— Start of Stored rows —
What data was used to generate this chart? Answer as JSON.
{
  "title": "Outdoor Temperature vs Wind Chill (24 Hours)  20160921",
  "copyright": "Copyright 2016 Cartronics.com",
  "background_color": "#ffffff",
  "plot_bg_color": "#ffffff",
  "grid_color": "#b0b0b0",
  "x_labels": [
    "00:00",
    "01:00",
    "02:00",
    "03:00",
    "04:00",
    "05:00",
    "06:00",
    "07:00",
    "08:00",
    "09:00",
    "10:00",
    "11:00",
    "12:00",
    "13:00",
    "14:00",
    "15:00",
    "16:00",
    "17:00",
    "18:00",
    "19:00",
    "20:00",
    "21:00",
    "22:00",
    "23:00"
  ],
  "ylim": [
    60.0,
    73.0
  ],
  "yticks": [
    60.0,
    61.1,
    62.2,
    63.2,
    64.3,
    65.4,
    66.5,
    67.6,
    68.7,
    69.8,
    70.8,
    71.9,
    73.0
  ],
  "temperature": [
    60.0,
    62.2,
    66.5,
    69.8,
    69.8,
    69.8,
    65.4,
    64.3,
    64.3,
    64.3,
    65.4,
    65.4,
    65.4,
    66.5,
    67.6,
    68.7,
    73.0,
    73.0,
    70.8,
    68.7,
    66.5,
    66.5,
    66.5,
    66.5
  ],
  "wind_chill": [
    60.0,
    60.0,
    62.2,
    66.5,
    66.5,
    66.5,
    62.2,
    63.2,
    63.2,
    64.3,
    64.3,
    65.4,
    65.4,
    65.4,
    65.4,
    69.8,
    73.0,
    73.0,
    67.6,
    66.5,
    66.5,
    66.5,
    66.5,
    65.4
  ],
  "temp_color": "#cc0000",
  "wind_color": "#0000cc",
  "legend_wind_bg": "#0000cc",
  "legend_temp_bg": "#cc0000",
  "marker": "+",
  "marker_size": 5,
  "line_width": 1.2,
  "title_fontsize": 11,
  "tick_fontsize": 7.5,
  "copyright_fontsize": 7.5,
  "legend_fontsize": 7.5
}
— End of Stored rows —
▸ **Problem to work on**
Extract the listing in its entirety and repeat it exactly.

▸ **Solution to this exercise**
What data was used to generate this chart? Answer as JSON.
{
  "title": "Outdoor Temperature vs Wind Chill (24 Hours)  20160921",
  "copyright": "Copyright 2016 Cartronics.com",
  "background_color": "#ffffff",
  "plot_bg_color": "#ffffff",
  "grid_color": "#b0b0b0",
  "x_labels": [
    "00:00",
    "01:00",
    "02:00",
    "03:00",
    "04:00",
    "05:00",
    "06:00",
    "07:00",
    "08:00",
    "09:00",
    "10:00",
    "11:00",
    "12:00",
    "13:00",
    "14:00",
    "15:00",
    "16:00",
    "17:00",
    "18:00",
    "19:00",
    "20:00",
    "21:00",
    "22:00",
    "23:00"
  ],
  "ylim": [
    60.0,
    73.0
  ],
  "yticks": [
    60.0,
    61.1,
    62.2,
    63.2,
    64.3,
    65.4,
    66.5,
    67.6,
    68.7,
    69.8,
    70.8,
    71.9,
    73.0
  ],
  "temperature": [
    60.0,
    62.2,
    66.5,
    69.8,
    69.8,
    69.8,
    65.4,
    64.3,
    64.3,
    64.3,
    65.4,
    65.4,
    65.4,
    66.5,
    67.6,
    68.7,
    73.0,
    73.0,
    70.8,
    68.7,
    66.5,
    66.5,
    66.5,
    66.5
  ],
  "wind_chill": [
    60.0,
    60.0,
    62.2,
    66.5,
    66.5,
    66.5,
    62.2,
    63.2,
    63.2,
    64.3,
    64.3,
    65.4,
    65.4,
    65.4,
    65.4,
    69.8,
    73.0,
    73.0,
    67.6,
    66.5,
    66.5,
    66.5,
    66.5,
    65.4
  ],
  "temp_color": "#cc0000",
  "wind_color": "#0000cc",
  "legend_wind_bg": "#0000cc",
  "legend_temp_bg": "#cc0000",
  "marker": "+",
  "marker_size": 5,
  "line_width": 1.2,
  "title_fontsize": 11,
  "tick_fontsize": 7.5,
  "copyright_fontsize": 7.5,
  "legend_fontsize": 7.5
}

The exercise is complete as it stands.